DIRECTION
Can you write out all of the material below, word for word?
==== DATA ENTRIES
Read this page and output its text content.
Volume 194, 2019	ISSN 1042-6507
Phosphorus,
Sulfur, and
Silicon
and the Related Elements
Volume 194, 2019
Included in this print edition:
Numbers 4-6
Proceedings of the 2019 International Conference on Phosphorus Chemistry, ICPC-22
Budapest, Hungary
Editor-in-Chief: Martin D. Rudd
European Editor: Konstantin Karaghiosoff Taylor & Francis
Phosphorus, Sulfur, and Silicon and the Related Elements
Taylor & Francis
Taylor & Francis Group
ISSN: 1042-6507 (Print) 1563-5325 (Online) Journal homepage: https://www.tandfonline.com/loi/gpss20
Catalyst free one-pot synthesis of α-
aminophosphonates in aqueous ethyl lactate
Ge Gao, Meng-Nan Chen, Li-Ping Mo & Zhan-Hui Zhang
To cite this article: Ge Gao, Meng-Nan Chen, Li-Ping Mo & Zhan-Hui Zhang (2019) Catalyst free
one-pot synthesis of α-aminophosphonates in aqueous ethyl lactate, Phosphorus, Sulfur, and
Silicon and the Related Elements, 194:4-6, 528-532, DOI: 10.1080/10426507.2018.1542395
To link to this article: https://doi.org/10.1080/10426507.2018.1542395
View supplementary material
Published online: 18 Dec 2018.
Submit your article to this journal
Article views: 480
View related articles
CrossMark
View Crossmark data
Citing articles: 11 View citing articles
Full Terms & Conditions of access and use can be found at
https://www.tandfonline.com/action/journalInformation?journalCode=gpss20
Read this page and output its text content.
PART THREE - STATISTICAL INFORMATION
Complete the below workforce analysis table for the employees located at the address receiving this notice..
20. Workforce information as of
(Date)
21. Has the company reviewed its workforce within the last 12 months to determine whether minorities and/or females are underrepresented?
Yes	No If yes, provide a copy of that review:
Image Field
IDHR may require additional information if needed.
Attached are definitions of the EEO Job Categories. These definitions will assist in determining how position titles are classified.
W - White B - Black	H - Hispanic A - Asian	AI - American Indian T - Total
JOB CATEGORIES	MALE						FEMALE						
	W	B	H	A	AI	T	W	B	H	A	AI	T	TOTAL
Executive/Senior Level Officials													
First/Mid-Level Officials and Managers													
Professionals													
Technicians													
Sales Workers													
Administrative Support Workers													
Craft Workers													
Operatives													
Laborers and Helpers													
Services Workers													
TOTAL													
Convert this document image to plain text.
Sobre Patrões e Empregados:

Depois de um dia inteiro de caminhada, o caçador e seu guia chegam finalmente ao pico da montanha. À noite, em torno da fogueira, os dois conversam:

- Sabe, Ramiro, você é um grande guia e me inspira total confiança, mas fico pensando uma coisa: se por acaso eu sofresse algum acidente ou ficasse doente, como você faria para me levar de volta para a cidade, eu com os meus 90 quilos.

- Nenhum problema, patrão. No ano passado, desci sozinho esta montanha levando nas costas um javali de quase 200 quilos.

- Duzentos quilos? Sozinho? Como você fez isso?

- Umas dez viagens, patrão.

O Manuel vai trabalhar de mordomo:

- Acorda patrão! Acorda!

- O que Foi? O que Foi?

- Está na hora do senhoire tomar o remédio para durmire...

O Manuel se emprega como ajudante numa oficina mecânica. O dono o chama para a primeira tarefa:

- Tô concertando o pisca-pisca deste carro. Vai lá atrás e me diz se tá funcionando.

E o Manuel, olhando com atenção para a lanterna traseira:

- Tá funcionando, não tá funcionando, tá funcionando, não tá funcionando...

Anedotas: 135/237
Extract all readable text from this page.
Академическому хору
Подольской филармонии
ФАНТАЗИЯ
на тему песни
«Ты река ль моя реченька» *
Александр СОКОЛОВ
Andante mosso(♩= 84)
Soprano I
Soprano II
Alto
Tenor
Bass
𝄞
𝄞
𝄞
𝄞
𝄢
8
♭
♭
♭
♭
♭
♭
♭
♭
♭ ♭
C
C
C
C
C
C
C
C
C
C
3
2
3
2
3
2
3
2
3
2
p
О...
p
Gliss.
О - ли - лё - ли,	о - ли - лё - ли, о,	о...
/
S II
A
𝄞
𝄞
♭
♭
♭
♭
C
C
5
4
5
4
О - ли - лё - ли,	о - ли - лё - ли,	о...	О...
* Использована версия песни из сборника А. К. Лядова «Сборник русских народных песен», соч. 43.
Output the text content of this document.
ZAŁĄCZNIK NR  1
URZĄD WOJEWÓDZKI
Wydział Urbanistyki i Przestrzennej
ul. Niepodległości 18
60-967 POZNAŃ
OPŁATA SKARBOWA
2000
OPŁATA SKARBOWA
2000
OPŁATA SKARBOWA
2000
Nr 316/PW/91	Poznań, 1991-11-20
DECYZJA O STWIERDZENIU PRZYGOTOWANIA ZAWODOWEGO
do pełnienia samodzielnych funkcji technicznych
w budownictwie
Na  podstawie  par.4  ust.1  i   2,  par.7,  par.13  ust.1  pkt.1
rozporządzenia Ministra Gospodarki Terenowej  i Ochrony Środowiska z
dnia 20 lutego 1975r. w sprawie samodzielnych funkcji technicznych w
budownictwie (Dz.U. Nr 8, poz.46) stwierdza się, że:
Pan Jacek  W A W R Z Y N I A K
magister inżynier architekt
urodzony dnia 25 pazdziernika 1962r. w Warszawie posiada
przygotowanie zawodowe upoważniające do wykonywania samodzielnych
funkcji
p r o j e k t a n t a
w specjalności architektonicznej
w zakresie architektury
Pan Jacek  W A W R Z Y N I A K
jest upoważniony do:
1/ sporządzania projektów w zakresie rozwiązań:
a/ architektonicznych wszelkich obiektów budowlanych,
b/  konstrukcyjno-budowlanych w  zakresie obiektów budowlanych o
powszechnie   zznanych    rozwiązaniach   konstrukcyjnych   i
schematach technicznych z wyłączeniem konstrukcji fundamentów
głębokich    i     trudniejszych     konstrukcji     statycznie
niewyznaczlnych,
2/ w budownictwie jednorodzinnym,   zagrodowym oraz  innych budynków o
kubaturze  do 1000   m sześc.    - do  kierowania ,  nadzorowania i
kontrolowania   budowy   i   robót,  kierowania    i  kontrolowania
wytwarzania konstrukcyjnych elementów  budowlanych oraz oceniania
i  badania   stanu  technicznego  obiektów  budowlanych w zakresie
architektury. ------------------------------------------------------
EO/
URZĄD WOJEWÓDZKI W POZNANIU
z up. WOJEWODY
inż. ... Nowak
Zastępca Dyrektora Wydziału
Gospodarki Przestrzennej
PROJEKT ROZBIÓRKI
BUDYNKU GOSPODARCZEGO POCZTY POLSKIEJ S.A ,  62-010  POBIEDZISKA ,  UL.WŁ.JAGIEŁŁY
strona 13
========
ANSWER TO THE EXERCISE
Read this page and output its text content.
Volume 194, 2019	ISSN 1042-6507
Phosphorus,
Sulfur, and
Silicon
and the Related Elements
Volume 194, 2019
Included in this print edition:
Numbers 4-6
Proceedings of the 2019 International Conference on Phosphorus Chemistry, ICPC-22
Budapest, Hungary
Editor-in-Chief: Martin D. Rudd
European Editor: Konstantin Karaghiosoff Taylor & Francis
Phosphorus, Sulfur, and Silicon and the Related Elements
Taylor & Francis
Taylor & Francis Group
ISSN: 1042-6507 (Print) 1563-5325 (Online) Journal homepage: https://www.tandfonline.com/loi/gpss20
Catalyst free one-pot synthesis of α-
aminophosphonates in aqueous ethyl lactate
Ge Gao, Meng-Nan Chen, Li-Ping Mo & Zhan-Hui Zhang
To cite this article: Ge Gao, Meng-Nan Chen, Li-Ping Mo & Zhan-Hui Zhang (2019) Catalyst free
one-pot synthesis of α-aminophosphonates in aqueous ethyl lactate, Phosphorus, Sulfur, and
Silicon and the Related Elements, 194:4-6, 528-532, DOI: 10.1080/10426507.2018.1542395
To link to this article: https://doi.org/10.1080/10426507.2018.1542395
View supplementary material
Published online: 18 Dec 2018.
Submit your article to this journal
Article views: 480
View related articles
CrossMark
View Crossmark data
Citing articles: 11 View citing articles
Full Terms & Conditions of access and use can be found at
https://www.tandfonline.com/action/journalInformation?journalCode=gpss20
Read this page and output its text content.
PART THREE - STATISTICAL INFORMATION
Complete the below workforce analysis table for the employees located at the address receiving this notice..
20. Workforce information as of
(Date)
21. Has the company reviewed its workforce within the last 12 months to determine whether minorities and/or females are underrepresented?
Yes	No If yes, provide a copy of that review:
Image Field
IDHR may require additional information if needed.
Attached are definitions of the EEO Job Categories. These definitions will assist in determining how position titles are classified.
W - White B - Black	H - Hispanic A - Asian	AI - American Indian T - Total
JOB CATEGORIES	MALE						FEMALE						
	W	B	H	A	AI	T	W	B	H	A	AI	T	TOTAL
Executive/Senior Level Officials													
First/Mid-Level Officials and Managers													
Professionals													
Technicians													
Sales Workers													
Administrative Support Workers													
Craft Workers													
Operatives													
Laborers and Helpers													
Services Workers													
TOTAL													
Convert this document image to plain text.
Sobre Patrões e Empregados:

Depois de um dia inteiro de caminhada, o caçador e seu guia chegam finalmente ao pico da montanha. À noite, em torno da fogueira, os dois conversam:

- Sabe, Ramiro, você é um grande guia e me inspira total confiança, mas fico pensando uma coisa: se por acaso eu sofresse algum acidente ou ficasse doente, como você faria para me levar de volta para a cidade, eu com os meus 90 quilos.

- Nenhum problema, patrão. No ano passado, desci sozinho esta montanha levando nas costas um javali de quase 200 quilos.

- Duzentos quilos? Sozinho? Como você fez isso?

- Umas dez viagens, patrão.

O Manuel vai trabalhar de mordomo:

- Acorda patrão! Acorda!

- O que Foi? O que Foi?

- Está na hora do senhoire tomar o remédio para durmire...

O Manuel se emprega como ajudante numa oficina mecânica. O dono o chama para a primeira tarefa:

- Tô concertando o pisca-pisca deste carro. Vai lá atrás e me diz se tá funcionando.

E o Manuel, olhando com atenção para a lanterna traseira:

- Tá funcionando, não tá funcionando, tá funcionando, não tá funcionando...

Anedotas: 135/237
Extract all readable text from this page.
Академическому хору
Подольской филармонии
ФАНТАЗИЯ
на тему песни
«Ты река ль моя реченька» *
Александр СОКОЛОВ
Andante mosso(♩= 84)
Soprano I
Soprano II
Alto
Tenor
Bass
𝄞
𝄞
𝄞
𝄞
𝄢
8
♭
♭
♭
♭
♭
♭
♭
♭
♭ ♭
C
C
C
C
C
C
C
C
C
C
3
2
3
2
3
2
3
2
3
2
p
О...
p
Gliss.
О - ли - лё - ли,	о - ли - лё - ли, о,	о...
/
S II
A
𝄞
𝄞
♭
♭
♭
♭
C
C
5
4
5
4
О - ли - лё - ли,	о - ли - лё - ли,	о...	О...
* Использована версия песни из сборника А. К. Лядова «Сборник русских народных песен», соч. 43.
Output the text content of this document.
ZAŁĄCZNIK NR  1
URZĄD WOJEWÓDZKI
Wydział Urbanistyki i Przestrzennej
ul. Niepodległości 18
60-967 POZNAŃ
OPŁATA SKARBOWA
2000
OPŁATA SKARBOWA
2000
OPŁATA SKARBOWA
2000
Nr 316/PW/91	Poznań, 1991-11-20
DECYZJA O STWIERDZENIU PRZYGOTOWANIA ZAWODOWEGO
do pełnienia samodzielnych funkcji technicznych
w budownictwie
Na  podstawie  par.4  ust.1  i   2,  par.7,  par.13  ust.1  pkt.1
rozporządzenia Ministra Gospodarki Terenowej  i Ochrony Środowiska z
dnia 20 lutego 1975r. w sprawie samodzielnych funkcji technicznych w
budownictwie (Dz.U. Nr 8, poz.46) stwierdza się, że:
Pan Jacek  W A W R Z Y N I A K
magister inżynier architekt
urodzony dnia 25 pazdziernika 1962r. w Warszawie posiada
przygotowanie zawodowe upoważniające do wykonywania samodzielnych
funkcji
p r o j e k t a n t a
w specjalności architektonicznej
w zakresie architektury
Pan Jacek  W A W R Z Y N I A K
jest upoważniony do:
1/ sporządzania projektów w zakresie rozwiązań:
a/ architektonicznych wszelkich obiektów budowlanych,
b/  konstrukcyjno-budowlanych w  zakresie obiektów budowlanych o
powszechnie   zznanych    rozwiązaniach   konstrukcyjnych   i
schematach technicznych z wyłączeniem konstrukcji fundamentów
głębokich    i     trudniejszych     konstrukcji     statycznie
niewyznaczlnych,
2/ w budownictwie jednorodzinnym,   zagrodowym oraz  innych budynków o
kubaturze  do 1000   m sześc.    - do  kierowania ,  nadzorowania i
kontrolowania   budowy   i   robót,  kierowania    i  kontrolowania
wytwarzania konstrukcyjnych elementów  budowlanych oraz oceniania
i  badania   stanu  technicznego  obiektów  budowlanych w zakresie
architektury. ------------------------------------------------------
EO/
URZĄD WOJEWÓDZKI W POZNANIU
z up. WOJEWODY
inż. ... Nowak
Zastępca Dyrektora Wydziału
Gospodarki Przestrzennej
PROJEKT ROZBIÓRKI
BUDYNKU GOSPODARCZEGO POCZTY POLSKIEJ S.A ,  62-010  POBIEDZISKA ,  UL.WŁ.JAGIEŁŁY
strona 13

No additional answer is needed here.